*RECORDS SUPPLIED*.
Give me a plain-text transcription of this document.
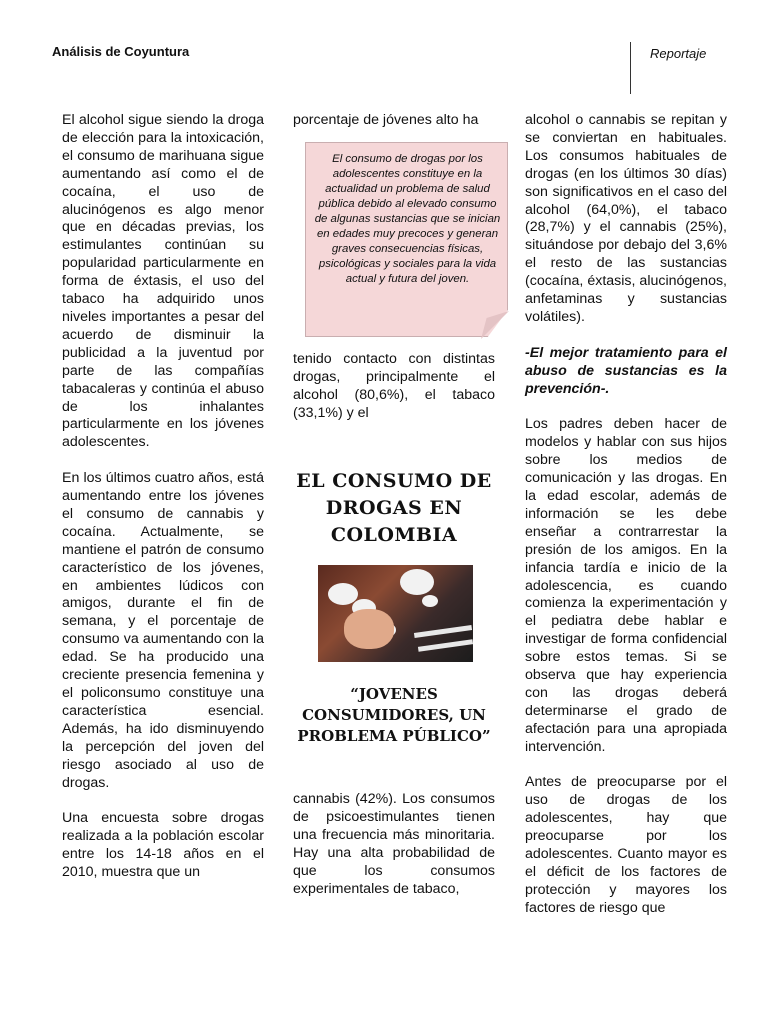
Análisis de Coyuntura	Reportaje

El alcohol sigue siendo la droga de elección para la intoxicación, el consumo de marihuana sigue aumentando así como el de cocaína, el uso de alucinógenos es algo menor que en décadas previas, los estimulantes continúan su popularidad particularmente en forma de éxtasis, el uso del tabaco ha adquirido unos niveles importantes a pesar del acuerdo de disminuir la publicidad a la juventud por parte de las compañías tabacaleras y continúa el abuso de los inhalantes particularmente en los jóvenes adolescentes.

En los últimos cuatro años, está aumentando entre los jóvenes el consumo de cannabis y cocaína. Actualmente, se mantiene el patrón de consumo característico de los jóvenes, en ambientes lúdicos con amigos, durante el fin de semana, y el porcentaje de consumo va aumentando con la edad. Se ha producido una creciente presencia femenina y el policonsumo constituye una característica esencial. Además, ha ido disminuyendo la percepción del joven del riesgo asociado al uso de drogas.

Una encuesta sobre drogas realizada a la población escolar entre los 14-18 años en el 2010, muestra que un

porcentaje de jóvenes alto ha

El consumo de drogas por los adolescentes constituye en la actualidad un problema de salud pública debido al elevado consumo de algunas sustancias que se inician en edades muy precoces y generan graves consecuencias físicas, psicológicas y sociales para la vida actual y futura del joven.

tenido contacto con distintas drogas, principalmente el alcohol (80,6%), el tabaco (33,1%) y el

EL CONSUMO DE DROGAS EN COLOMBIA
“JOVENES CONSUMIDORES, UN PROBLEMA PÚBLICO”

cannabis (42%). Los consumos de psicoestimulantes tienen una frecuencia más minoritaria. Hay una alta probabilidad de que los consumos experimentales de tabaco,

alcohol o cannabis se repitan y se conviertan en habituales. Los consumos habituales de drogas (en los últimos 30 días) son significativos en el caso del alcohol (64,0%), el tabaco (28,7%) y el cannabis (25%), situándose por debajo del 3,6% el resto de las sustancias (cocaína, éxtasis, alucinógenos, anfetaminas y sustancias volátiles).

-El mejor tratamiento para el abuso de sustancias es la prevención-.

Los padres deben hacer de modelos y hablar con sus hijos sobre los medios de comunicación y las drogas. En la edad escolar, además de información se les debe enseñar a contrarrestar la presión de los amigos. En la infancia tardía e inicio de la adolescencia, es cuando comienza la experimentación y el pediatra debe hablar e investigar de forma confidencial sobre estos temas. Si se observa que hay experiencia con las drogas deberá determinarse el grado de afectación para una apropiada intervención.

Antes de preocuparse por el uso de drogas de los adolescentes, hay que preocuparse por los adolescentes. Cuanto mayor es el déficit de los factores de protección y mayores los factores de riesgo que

*DIRECTIONS*. The pictures in the entries should be left out; output everything else exactly.

*ANSWER TO THE TASK*.
Give me a plain-text transcription of this document.
Análisis de Coyuntura	Reportaje

El alcohol sigue siendo la droga de elección para la intoxicación, el consumo de marihuana sigue aumentando así como el de cocaína, el uso de alucinógenos es algo menor que en décadas previas, los estimulantes continúan su popularidad particularmente en forma de éxtasis, el uso del tabaco ha adquirido unos niveles importantes a pesar del acuerdo de disminuir la publicidad a la juventud por parte de las compañías tabacaleras y continúa el abuso de los inhalantes particularmente en los jóvenes adolescentes.

En los últimos cuatro años, está aumentando entre los jóvenes el consumo de cannabis y cocaína. Actualmente, se mantiene el patrón de consumo característico de los jóvenes, en ambientes lúdicos con amigos, durante el fin de semana, y el porcentaje de consumo va aumentando con la edad. Se ha producido una creciente presencia femenina y el policonsumo constituye una característica esencial. Además, ha ido disminuyendo la percepción del joven del riesgo asociado al uso de drogas.

Una encuesta sobre drogas realizada a la población escolar entre los 14-18 años en el 2010, muestra que un

porcentaje de jóvenes alto ha

El consumo de drogas por los adolescentes constituye en la actualidad un problema de salud pública debido al elevado consumo de algunas sustancias que se inician en edades muy precoces y generan graves consecuencias físicas, psicológicas y sociales para la vida actual y futura del joven.

tenido contacto con distintas drogas, principalmente el alcohol (80,6%), el tabaco (33,1%) y el

EL CONSUMO DE DROGAS EN COLOMBIA
“JOVENES CONSUMIDORES, UN PROBLEMA PÚBLICO”

cannabis (42%). Los consumos de psicoestimulantes tienen una frecuencia más minoritaria. Hay una alta probabilidad de que los consumos experimentales de tabaco,

alcohol o cannabis se repitan y se conviertan en habituales. Los consumos habituales de drogas (en los últimos 30 días) son significativos en el caso del alcohol (64,0%), el tabaco (28,7%) y el cannabis (25%), situándose por debajo del 3,6% el resto de las sustancias (cocaína, éxtasis, alucinógenos, anfetaminas y sustancias volátiles).

-El mejor tratamiento para el abuso de sustancias es la prevención-.

Los padres deben hacer de modelos y hablar con sus hijos sobre los medios de comunicación y las drogas. En la edad escolar, además de información se les debe enseñar a contrarrestar la presión de los amigos. En la infancia tardía e inicio de la adolescencia, es cuando comienza la experimentación y el pediatra debe hablar e investigar de forma confidencial sobre estos temas. Si se observa que hay experiencia con las drogas deberá determinarse el grado de afectación para una apropiada intervención.

Antes de preocuparse por el uso de drogas de los adolescentes, hay que preocuparse por los adolescentes. Cuanto mayor es el déficit de los factores de protección y mayores los factores de riesgo que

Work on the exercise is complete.